* BEGIN TASK MATERIAL *

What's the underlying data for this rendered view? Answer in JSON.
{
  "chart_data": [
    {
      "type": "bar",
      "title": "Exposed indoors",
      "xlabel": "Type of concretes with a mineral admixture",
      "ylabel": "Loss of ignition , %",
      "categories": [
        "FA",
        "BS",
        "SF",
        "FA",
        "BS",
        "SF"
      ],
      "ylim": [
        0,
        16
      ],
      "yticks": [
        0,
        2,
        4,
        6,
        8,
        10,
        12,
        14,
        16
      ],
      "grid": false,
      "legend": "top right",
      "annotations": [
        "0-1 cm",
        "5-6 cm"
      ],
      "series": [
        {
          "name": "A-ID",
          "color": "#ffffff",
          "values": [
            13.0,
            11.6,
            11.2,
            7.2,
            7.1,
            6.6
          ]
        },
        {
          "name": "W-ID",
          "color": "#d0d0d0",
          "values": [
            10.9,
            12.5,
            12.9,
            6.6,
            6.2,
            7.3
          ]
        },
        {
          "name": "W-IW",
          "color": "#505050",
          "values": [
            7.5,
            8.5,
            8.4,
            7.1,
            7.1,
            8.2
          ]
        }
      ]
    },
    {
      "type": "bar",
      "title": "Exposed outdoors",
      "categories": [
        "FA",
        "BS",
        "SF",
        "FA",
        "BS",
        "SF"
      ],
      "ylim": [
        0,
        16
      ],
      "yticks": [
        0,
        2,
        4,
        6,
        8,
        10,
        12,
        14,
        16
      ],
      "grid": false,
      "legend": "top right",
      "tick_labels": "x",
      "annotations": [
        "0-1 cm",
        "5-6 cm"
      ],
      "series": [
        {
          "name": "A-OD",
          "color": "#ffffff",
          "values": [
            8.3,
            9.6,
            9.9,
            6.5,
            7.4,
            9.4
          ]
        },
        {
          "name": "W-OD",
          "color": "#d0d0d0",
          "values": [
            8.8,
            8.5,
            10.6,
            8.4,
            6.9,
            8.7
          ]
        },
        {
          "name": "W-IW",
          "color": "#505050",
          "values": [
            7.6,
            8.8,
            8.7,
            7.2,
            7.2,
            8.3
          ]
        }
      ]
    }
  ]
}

* END TASK MATERIAL *

* EXERCISE DIRECTIONS:
Word for word, write out the data.

* FULL ANSWER:
What's the underlying data for this rendered view? Answer in JSON.
{
  "chart_data": [
    {
      "type": "bar",
      "title": "Exposed indoors",
      "xlabel": "Type of concretes with a mineral admixture",
      "ylabel": "Loss of ignition , %",
      "categories": [
        "FA",
        "BS",
        "SF",
        "FA",
        "BS",
        "SF"
      ],
      "ylim": [
        0,
        16
      ],
      "yticks": [
        0,
        2,
        4,
        6,
        8,
        10,
        12,
        14,
        16
      ],
      "grid": false,
      "legend": "top right",
      "annotations": [
        "0-1 cm",
        "5-6 cm"
      ],
      "series": [
        {
          "name": "A-ID",
          "color": "#ffffff",
          "values": [
            13.0,
            11.6,
            11.2,
            7.2,
            7.1,
            6.6
          ]
        },
        {
          "name": "W-ID",
          "color": "#d0d0d0",
          "values": [
            10.9,
            12.5,
            12.9,
            6.6,
            6.2,
            7.3
          ]
        },
        {
          "name": "W-IW",
          "color": "#505050",
          "values": [
            7.5,
            8.5,
            8.4,
            7.1,
            7.1,
            8.2
          ]
        }
      ]
    },
    {
      "type": "bar",
      "title": "Exposed outdoors",
      "categories": [
        "FA",
        "BS",
        "SF",
        "FA",
        "BS",
        "SF"
      ],
      "ylim": [
        0,
        16
      ],
      "yticks": [
        0,
        2,
        4,
        6,
        8,
        10,
        12,
        14,
        16
      ],
      "grid": false,
      "legend": "top right",
      "tick_labels": "x",
      "annotations": [
        "0-1 cm",
        "5-6 cm"
      ],
      "series": [
        {
          "name": "A-OD",
          "color": "#ffffff",
          "values": [
            8.3,
            9.6,
            9.9,
            6.5,
            7.4,
            9.4
          ]
        },
        {
          "name": "W-OD",
          "color": "#d0d0d0",
          "values": [
            8.8,
            8.5,
            10.6,
            8.4,
            6.9,
            8.7
          ]
        },
        {
          "name": "W-IW",
          "color": "#505050",
          "values": [
            7.6,
            8.8,
            8.7,
            7.2,
            7.2,
            8.3
          ]
        }
      ]
    }
  ]
}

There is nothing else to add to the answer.